## [REQUIRED TASK]
Repeat, exactly and completely, the material that follows. Omit the pictures.

------------------------------------------------------------------------

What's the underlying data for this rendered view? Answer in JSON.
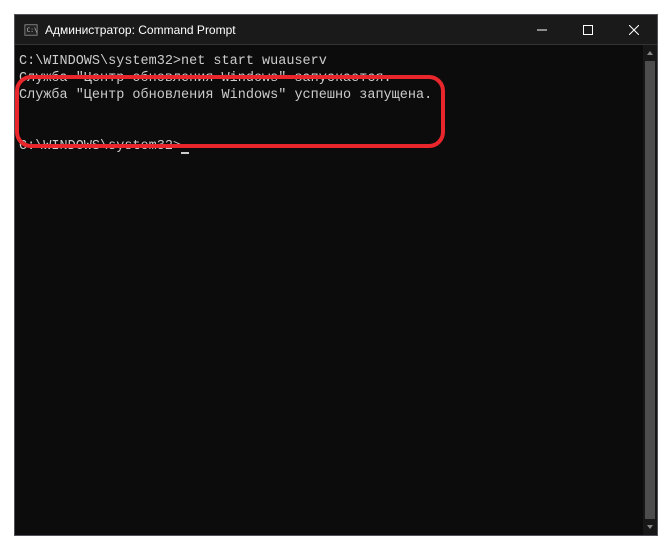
{
  "window": {
    "title": "Администратор: Command Prompt"
  },
  "terminal": {
    "prompt1": "C:\\WINDOWS\\system32>",
    "command1": "net start wuauserv",
    "output_line1": "Служба \"Центр обновления Windows\" запускается.",
    "output_line2": "Служба \"Центр обновления Windows\" успешно запущена.",
    "prompt2": "C:\\WINDOWS\\system32>"
  }
}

------------------------------------------------------------------------

## [OUTPUT OF THE TASK]
What's the underlying data for this rendered view? Answer in JSON.
{
  "window": {
    "title": "Администратор: Command Prompt"
  },
  "terminal": {
    "prompt1": "C:\\WINDOWS\\system32>",
    "command1": "net start wuauserv",
    "output_line1": "Служба \"Центр обновления Windows\" запускается.",
    "output_line2": "Служба \"Центр обновления Windows\" успешно запущена.",
    "prompt2": "C:\\WINDOWS\\system32>"
  }
}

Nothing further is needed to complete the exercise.